◆ **What to do**
Repeat each line of the material below exactly as it appears, minus any pictures.

◆ **Input material**
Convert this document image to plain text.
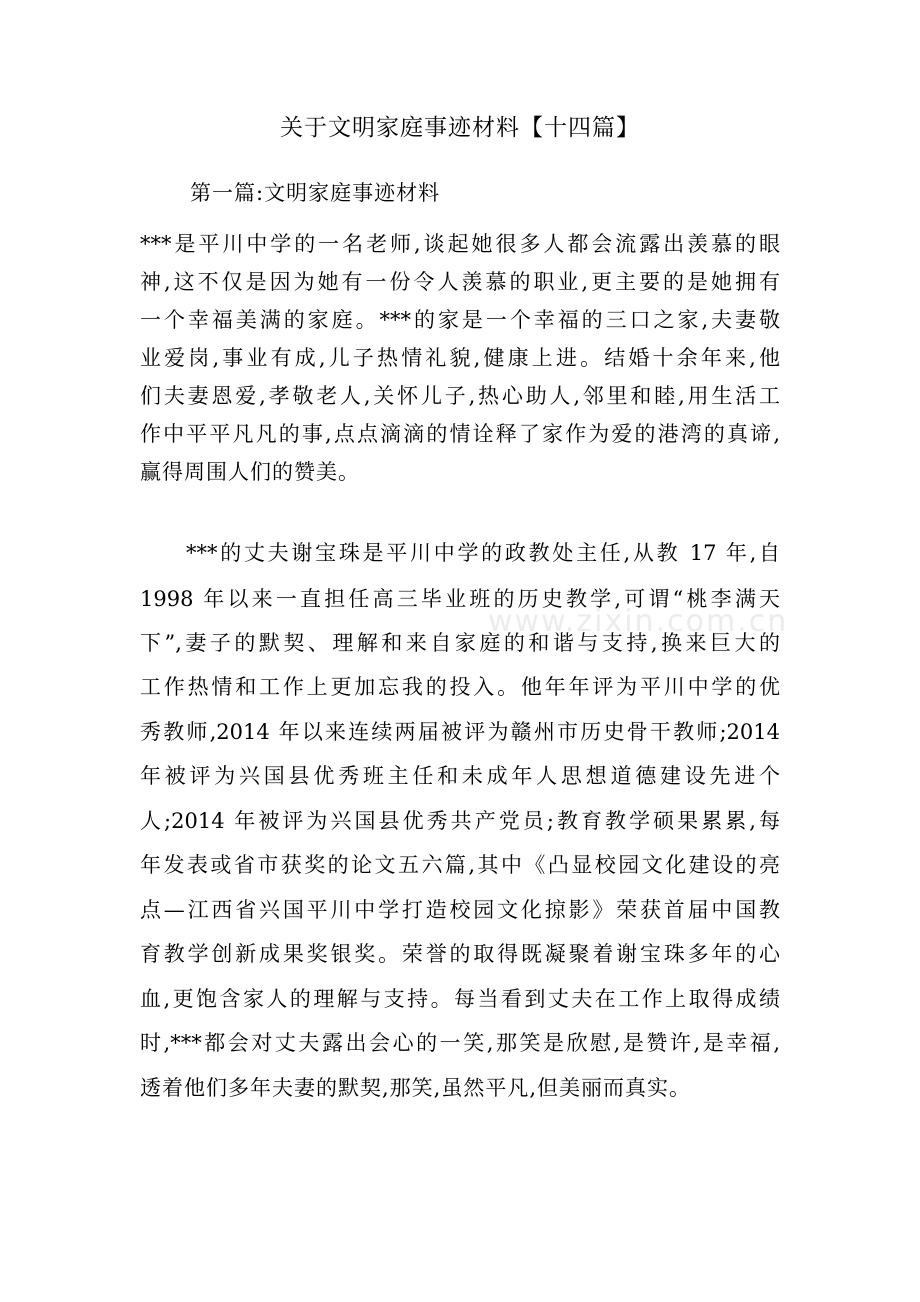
关于文明家庭事迹材料【十四篇】
第一篇:文明家庭事迹材料
***是平川中学的一名老师,谈起她很多人都会流露出羡慕的眼
神,这不仅是因为她有一份令人羡慕的职业,更主要的是她拥有
一个幸福美满的家庭。***的家是一个幸福的三口之家,夫妻敬
业爱岗,事业有成,儿子热情礼貌,健康上进。结婚十余年来,他
们夫妻恩爱,孝敬老人,关怀儿子,热心助人,邻里和睦,用生活工
作中平平凡凡的事,点点滴滴的情诠释了家作为爱的港湾的真谛,
赢得周围人们的赞美。
***的丈夫谢宝珠是平川中学的政教处主任,从教 17 年,自
1998 年以来一直担任高三毕业班的历史教学,可谓“桃李满天
下”,妻子的默契、理解和来自家庭的和谐与支持,换来巨大的
工作热情和工作上更加忘我的投入。他年年评为平川中学的优
秀教师,2014 年以来连续两届被评为赣州市历史骨干教师;2014
年被评为兴国县优秀班主任和未成年人思想道德建设先进个
人;2014 年被评为兴国县优秀共产党员;教育教学硕果累累,每
年发表或省市获奖的论文五六篇,其中《凸显校园文化建设的亮
点—江西省兴国平川中学打造校园文化掠影》荣获首届中国教
育教学创新成果奖银奖。荣誉的取得既凝聚着谢宝珠多年的心
血,更饱含家人的理解与支持。每当看到丈夫在工作上取得成绩
时,***都会对丈夫露出会心的一笑,那笑是欣慰,是赞许,是幸福,
透着他们多年夫妻的默契,那笑,虽然平凡,但美丽而真实。
www.zixin.com.cn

◆ **Full output**
Convert this document image to plain text.
关于文明家庭事迹材料【十四篇】
第一篇:文明家庭事迹材料
***是平川中学的一名老师,谈起她很多人都会流露出羡慕的眼
神,这不仅是因为她有一份令人羡慕的职业,更主要的是她拥有
一个幸福美满的家庭。***的家是一个幸福的三口之家,夫妻敬
业爱岗,事业有成,儿子热情礼貌,健康上进。结婚十余年来,他
们夫妻恩爱,孝敬老人,关怀儿子,热心助人,邻里和睦,用生活工
作中平平凡凡的事,点点滴滴的情诠释了家作为爱的港湾的真谛,
赢得周围人们的赞美。
***的丈夫谢宝珠是平川中学的政教处主任,从教 17 年,自
1998 年以来一直担任高三毕业班的历史教学,可谓“桃李满天
下”,妻子的默契、理解和来自家庭的和谐与支持,换来巨大的
工作热情和工作上更加忘我的投入。他年年评为平川中学的优
秀教师,2014 年以来连续两届被评为赣州市历史骨干教师;2014
年被评为兴国县优秀班主任和未成年人思想道德建设先进个
人;2014 年被评为兴国县优秀共产党员;教育教学硕果累累,每
年发表或省市获奖的论文五六篇,其中《凸显校园文化建设的亮
点—江西省兴国平川中学打造校园文化掠影》荣获首届中国教
育教学创新成果奖银奖。荣誉的取得既凝聚着谢宝珠多年的心
血,更饱含家人的理解与支持。每当看到丈夫在工作上取得成绩
时,***都会对丈夫露出会心的一笑,那笑是欣慰,是赞许,是幸福,
透着他们多年夫妻的默契,那笑,虽然平凡,但美丽而真实。
www.zixin.com.cn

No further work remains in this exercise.